→ **Instructions for the task**: Transcribe the material exactly. Images do not belong in the copy.

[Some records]
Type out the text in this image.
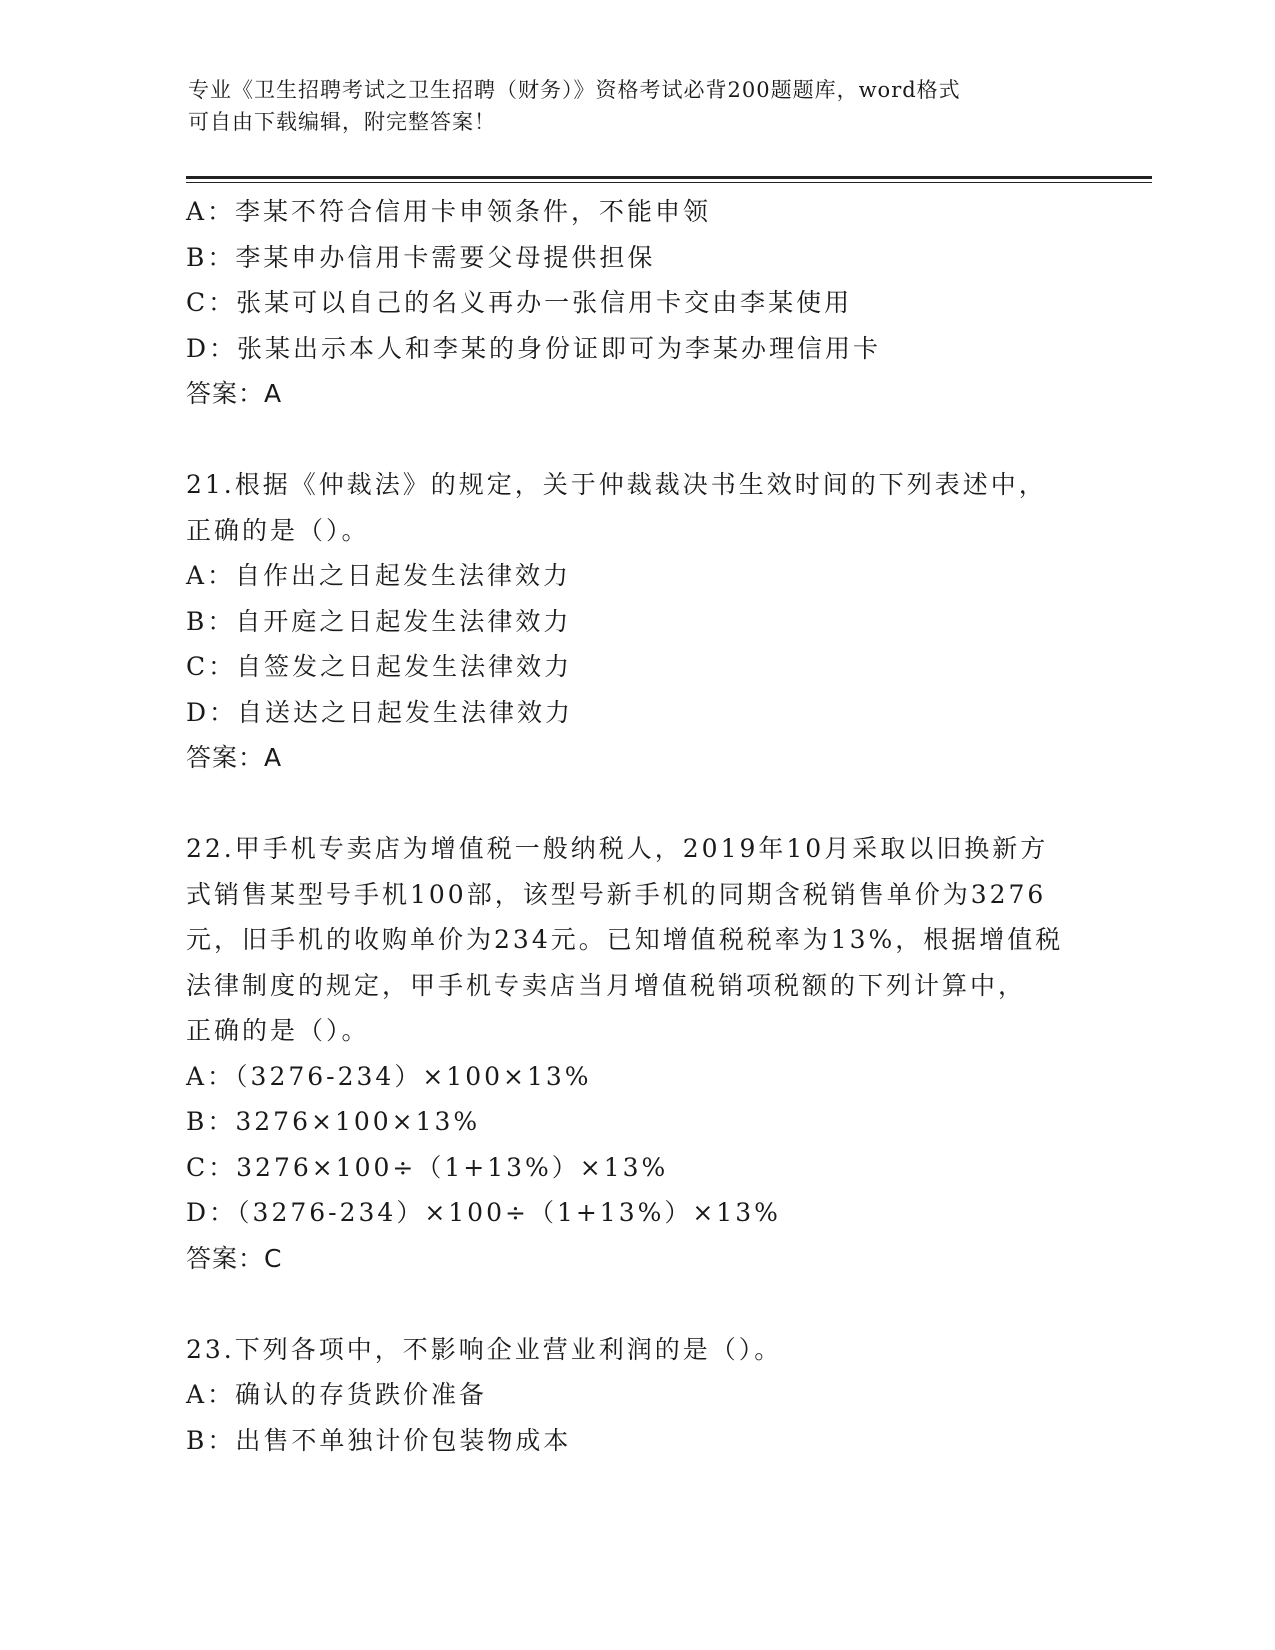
专业《卫生招聘考试之卫生招聘（财务）》资格考试必背200题题库，word格式
可自由下载编辑，附完整答案！
A：李某不符合信用卡申领条件，不能申领
B：李某申办信用卡需要父母提供担保
C：张某可以自己的名义再办一张信用卡交由李某使用
D：张某出示本人和李某的身份证即可为李某办理信用卡
答案：A
21.根据《仲裁法》的规定，关于仲裁裁决书生效时间的下列表述中，
正确的是（）。
A：自作出之日起发生法律效力
B：自开庭之日起发生法律效力
C：自签发之日起发生法律效力
D：自送达之日起发生法律效力
答案：A
22.甲手机专卖店为增值税一般纳税人，2019年10月采取以旧换新方
式销售某型号手机100部，该型号新手机的同期含税销售单价为3276
元，旧手机的收购单价为234元。已知增值税税率为13%，根据增值税
法律制度的规定，甲手机专卖店当月增值税销项税额的下列计算中，
正确的是（）。
A：（3276-234）×100×13%
B：3276×100×13%
C：3276×100÷（1+13%）×13%
D：（3276-234）×100÷（1+13%）×13%
答案：C
23.下列各项中，不影响企业营业利润的是（）。
A：确认的存货跌价准备
B：出售不单独计价包装物成本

→ **Response**:
Type out the text in this image.
专业《卫生招聘考试之卫生招聘（财务）》资格考试必背200题题库，word格式
可自由下载编辑，附完整答案！
A：李某不符合信用卡申领条件，不能申领
B：李某申办信用卡需要父母提供担保
C：张某可以自己的名义再办一张信用卡交由李某使用
D：张某出示本人和李某的身份证即可为李某办理信用卡
答案：A
21.根据《仲裁法》的规定，关于仲裁裁决书生效时间的下列表述中，
正确的是（）。
A：自作出之日起发生法律效力
B：自开庭之日起发生法律效力
C：自签发之日起发生法律效力
D：自送达之日起发生法律效力
答案：A
22.甲手机专卖店为增值税一般纳税人，2019年10月采取以旧换新方
式销售某型号手机100部，该型号新手机的同期含税销售单价为3276
元，旧手机的收购单价为234元。已知增值税税率为13%，根据增值税
法律制度的规定，甲手机专卖店当月增值税销项税额的下列计算中，
正确的是（）。
A：（3276-234）×100×13%
B：3276×100×13%
C：3276×100÷（1+13%）×13%
D：（3276-234）×100÷（1+13%）×13%
答案：C
23.下列各项中，不影响企业营业利润的是（）。
A：确认的存货跌价准备
B：出售不单独计价包装物成本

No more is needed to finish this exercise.